■ Aim of the task ■
Identify all lines below that hold "category" and collect them.

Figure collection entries
===
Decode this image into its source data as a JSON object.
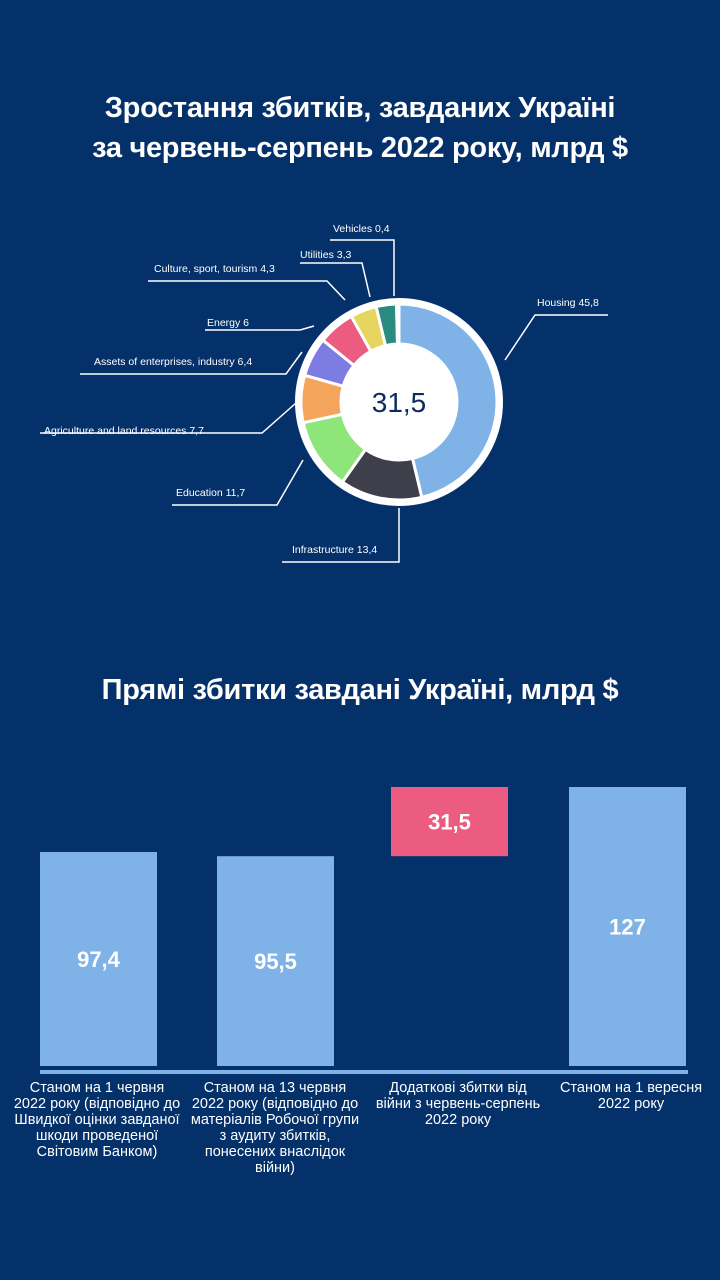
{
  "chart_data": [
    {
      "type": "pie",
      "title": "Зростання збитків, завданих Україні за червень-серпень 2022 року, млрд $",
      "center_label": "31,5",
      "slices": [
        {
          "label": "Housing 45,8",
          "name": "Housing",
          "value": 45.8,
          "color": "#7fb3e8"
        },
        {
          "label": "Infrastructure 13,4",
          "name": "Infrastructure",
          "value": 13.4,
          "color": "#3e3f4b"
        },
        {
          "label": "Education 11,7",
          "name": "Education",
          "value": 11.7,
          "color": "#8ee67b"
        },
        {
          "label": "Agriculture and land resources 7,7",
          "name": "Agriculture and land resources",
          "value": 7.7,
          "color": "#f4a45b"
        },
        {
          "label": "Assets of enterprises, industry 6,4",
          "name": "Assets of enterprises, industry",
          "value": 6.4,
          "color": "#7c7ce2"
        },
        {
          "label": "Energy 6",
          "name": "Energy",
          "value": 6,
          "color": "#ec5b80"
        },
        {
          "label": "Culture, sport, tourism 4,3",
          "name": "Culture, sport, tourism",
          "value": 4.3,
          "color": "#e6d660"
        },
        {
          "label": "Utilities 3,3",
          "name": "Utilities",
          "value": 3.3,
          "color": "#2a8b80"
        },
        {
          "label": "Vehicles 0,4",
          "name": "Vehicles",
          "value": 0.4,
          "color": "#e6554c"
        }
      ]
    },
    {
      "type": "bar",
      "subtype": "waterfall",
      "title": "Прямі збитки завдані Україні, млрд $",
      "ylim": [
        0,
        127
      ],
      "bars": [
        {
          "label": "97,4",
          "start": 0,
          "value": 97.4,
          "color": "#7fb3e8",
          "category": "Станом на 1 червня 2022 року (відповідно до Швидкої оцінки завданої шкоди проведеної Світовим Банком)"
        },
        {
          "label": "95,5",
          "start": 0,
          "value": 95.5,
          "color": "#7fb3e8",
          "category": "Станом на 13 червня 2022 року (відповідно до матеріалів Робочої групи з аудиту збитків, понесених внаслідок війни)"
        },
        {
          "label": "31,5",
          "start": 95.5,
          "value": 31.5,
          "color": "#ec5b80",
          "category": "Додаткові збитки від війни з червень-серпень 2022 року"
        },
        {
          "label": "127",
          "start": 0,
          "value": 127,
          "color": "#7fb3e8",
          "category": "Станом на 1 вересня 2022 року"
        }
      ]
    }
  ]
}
===
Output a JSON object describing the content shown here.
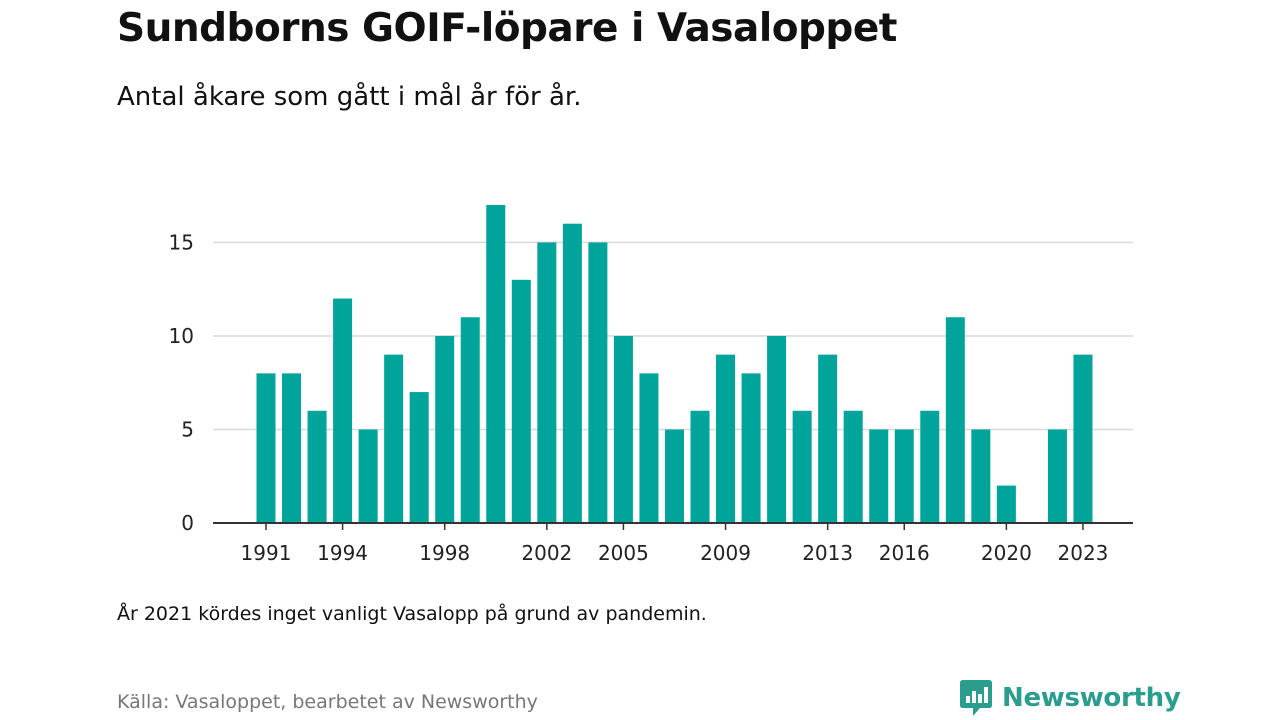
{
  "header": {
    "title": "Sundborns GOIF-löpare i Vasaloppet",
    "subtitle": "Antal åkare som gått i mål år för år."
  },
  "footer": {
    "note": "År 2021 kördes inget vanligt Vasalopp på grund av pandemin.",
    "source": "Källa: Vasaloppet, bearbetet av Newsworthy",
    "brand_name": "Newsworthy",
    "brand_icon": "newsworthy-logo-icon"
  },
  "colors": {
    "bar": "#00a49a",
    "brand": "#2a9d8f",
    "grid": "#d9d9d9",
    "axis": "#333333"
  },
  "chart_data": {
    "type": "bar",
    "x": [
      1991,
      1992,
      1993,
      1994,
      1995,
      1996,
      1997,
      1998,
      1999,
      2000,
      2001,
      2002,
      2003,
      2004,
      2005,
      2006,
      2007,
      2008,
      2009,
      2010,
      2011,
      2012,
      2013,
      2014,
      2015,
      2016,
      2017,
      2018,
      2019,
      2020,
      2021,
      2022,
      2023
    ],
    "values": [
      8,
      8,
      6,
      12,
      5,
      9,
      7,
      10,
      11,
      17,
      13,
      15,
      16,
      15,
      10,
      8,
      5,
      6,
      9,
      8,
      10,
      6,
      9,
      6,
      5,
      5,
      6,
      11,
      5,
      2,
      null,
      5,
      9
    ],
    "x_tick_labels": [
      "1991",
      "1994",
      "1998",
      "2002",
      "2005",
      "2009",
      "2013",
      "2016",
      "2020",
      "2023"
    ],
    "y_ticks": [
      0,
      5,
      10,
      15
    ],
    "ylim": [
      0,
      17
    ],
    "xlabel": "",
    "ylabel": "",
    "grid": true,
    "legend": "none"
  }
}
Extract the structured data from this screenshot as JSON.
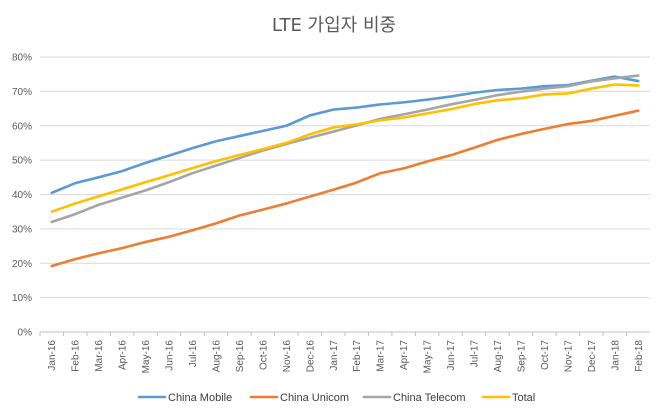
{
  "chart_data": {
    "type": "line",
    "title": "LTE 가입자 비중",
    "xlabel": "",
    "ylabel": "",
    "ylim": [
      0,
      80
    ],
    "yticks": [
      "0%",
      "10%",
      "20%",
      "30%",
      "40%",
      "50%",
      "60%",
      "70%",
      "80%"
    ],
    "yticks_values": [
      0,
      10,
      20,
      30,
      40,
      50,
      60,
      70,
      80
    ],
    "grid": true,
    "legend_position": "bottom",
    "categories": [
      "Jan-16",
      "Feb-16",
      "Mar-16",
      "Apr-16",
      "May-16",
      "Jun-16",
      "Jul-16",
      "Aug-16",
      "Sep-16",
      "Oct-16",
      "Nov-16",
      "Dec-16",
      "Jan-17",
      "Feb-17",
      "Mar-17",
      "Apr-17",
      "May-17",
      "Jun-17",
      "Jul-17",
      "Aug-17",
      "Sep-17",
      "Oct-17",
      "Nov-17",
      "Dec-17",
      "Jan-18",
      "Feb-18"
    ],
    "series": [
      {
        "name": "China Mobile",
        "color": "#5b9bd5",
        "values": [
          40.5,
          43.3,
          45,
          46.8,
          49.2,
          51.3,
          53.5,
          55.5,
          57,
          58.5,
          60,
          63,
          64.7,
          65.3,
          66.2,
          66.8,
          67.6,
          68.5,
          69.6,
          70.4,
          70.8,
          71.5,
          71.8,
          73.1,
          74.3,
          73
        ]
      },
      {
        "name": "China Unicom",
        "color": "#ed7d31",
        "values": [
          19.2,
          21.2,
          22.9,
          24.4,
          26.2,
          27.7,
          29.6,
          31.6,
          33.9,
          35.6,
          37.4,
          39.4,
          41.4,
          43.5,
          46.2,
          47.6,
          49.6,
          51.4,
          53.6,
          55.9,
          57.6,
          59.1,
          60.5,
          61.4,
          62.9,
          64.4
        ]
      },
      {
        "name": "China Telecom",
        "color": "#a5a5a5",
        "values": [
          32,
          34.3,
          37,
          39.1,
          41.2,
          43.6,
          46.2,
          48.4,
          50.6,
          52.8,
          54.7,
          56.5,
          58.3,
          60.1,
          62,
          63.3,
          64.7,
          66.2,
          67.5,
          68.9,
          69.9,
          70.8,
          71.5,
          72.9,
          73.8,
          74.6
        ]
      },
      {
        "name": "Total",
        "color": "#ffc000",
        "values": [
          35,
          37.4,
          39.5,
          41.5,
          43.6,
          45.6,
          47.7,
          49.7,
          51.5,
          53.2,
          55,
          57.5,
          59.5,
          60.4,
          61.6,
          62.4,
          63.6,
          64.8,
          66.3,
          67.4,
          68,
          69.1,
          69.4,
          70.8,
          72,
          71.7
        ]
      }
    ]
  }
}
===
■ The solution ■
          "category": "Станом на 1 червня 2022 року (відповідно до Швидкої оцінки завданої шкоди проведеної Світовим Банком)"
          "category": "Станом на 13 червня 2022 року (відповідно до матеріалів Робочої групи з аудиту збитків, понесених внаслідок війни)"
          "category": "Додаткові збитки від війни з червень-серпень 2022 року"
          "category": "Станом на 1 вересня 2022 року"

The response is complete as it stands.